● TASK GOAL: Where a line holds the string "Maxwell", return that line.

● DATA FOR THIS EXERCISE:
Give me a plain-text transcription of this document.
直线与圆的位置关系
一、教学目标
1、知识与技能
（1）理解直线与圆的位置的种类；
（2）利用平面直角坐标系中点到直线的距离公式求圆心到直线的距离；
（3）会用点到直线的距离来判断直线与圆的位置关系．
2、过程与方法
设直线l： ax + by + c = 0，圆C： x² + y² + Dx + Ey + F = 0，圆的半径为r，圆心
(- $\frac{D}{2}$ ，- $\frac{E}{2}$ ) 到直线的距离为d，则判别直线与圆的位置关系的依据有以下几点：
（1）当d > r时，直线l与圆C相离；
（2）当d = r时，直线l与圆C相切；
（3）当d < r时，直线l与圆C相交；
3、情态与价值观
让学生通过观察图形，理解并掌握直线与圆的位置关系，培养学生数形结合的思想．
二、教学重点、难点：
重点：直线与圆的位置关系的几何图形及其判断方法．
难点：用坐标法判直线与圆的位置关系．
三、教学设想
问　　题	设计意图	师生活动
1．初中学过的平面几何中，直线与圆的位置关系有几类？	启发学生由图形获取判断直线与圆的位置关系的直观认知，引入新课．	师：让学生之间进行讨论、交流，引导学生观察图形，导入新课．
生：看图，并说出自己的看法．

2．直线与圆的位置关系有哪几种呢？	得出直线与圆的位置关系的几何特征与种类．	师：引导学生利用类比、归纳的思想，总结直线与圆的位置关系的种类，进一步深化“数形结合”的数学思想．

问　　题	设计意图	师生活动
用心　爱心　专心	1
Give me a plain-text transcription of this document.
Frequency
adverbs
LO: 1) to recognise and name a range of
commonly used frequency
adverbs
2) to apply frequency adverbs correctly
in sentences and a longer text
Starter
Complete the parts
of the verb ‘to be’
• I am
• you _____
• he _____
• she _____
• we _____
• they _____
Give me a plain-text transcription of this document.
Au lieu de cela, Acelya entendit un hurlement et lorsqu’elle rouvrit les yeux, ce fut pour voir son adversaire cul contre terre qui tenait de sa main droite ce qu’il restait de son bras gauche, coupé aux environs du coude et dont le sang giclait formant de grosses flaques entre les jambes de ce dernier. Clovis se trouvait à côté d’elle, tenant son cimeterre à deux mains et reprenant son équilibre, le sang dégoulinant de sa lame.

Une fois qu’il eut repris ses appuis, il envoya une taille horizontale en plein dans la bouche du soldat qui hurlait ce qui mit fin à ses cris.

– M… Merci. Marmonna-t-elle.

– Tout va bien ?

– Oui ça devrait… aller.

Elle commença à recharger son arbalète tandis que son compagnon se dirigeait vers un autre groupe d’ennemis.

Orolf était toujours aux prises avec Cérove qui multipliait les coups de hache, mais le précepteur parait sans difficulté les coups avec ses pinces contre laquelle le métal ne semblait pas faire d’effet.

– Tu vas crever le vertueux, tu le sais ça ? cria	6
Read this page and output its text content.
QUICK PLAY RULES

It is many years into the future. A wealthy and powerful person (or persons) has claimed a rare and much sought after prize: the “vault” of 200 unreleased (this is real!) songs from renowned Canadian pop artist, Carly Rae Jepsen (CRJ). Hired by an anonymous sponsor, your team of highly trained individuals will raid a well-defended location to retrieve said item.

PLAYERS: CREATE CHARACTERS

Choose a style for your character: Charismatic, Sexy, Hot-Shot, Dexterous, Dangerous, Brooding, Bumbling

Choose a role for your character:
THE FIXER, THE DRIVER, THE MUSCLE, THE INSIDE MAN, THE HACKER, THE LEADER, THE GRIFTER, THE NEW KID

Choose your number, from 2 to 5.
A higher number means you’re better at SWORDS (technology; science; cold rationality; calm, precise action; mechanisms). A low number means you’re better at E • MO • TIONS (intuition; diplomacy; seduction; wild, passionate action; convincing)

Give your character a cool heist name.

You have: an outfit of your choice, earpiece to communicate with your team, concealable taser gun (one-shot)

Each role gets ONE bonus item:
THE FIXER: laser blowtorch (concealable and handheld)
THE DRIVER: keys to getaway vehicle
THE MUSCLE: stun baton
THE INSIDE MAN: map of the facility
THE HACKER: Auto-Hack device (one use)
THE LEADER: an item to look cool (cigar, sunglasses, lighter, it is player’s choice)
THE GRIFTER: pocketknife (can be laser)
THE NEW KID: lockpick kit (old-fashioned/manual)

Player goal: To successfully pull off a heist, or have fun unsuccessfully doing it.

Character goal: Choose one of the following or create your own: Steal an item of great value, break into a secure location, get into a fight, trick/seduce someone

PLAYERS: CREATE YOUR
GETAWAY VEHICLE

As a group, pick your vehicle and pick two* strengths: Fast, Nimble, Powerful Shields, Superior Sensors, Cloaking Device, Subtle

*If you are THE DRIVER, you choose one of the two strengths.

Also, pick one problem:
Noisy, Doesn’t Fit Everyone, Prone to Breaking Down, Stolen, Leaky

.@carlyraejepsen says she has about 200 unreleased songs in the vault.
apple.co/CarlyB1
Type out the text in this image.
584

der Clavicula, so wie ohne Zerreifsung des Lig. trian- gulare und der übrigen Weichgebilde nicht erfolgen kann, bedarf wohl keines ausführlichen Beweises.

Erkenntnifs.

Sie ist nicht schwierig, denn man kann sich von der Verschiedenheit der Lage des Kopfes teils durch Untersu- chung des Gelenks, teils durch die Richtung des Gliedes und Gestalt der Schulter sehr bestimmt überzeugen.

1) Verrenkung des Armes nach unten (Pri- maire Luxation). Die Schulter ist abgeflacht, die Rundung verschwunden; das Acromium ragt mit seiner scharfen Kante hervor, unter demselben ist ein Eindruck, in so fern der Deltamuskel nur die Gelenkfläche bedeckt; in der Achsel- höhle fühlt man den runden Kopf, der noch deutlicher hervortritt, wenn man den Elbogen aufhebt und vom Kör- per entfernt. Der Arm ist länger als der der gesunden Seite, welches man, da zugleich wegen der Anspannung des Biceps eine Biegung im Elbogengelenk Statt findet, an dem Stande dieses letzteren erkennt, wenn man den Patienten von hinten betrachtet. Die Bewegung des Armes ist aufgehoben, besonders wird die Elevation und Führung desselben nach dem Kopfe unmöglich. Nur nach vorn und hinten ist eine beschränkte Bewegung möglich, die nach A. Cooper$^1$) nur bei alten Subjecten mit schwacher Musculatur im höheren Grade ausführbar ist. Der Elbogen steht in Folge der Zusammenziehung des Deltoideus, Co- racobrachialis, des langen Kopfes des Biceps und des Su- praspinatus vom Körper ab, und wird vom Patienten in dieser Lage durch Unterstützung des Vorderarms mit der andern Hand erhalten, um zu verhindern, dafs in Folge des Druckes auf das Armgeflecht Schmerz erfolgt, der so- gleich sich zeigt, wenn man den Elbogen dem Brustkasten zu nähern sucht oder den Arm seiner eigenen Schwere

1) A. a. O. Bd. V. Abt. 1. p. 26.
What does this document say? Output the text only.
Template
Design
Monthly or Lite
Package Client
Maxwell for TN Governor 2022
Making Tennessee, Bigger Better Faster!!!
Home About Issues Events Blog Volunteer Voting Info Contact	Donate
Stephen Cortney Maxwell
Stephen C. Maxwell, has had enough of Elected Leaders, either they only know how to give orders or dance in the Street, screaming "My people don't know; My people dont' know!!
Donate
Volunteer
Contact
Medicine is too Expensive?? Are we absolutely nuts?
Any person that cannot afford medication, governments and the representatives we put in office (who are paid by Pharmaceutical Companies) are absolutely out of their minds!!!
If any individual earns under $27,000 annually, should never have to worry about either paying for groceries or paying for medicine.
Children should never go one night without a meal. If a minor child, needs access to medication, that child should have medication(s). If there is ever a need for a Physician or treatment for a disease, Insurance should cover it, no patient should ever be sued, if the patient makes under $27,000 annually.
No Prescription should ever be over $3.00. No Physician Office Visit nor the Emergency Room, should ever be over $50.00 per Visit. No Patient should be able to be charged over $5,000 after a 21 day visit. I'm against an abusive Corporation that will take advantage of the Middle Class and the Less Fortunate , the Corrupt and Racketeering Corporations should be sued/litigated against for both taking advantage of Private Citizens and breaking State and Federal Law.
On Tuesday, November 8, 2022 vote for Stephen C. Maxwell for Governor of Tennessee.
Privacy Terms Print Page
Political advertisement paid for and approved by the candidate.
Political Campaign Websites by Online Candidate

● OUTPUT OF THE EXERCISE:
Maxwell for TN Governor 2022
Stephen Cortney Maxwell
Stephen C. Maxwell, has had enough of Elected Leaders, either they only know how to give orders or dance in the Street, screaming "My people don't know; My people dont' know!!
On Tuesday, November 8, 2022 vote for Stephen C. Maxwell for Governor of Tennessee.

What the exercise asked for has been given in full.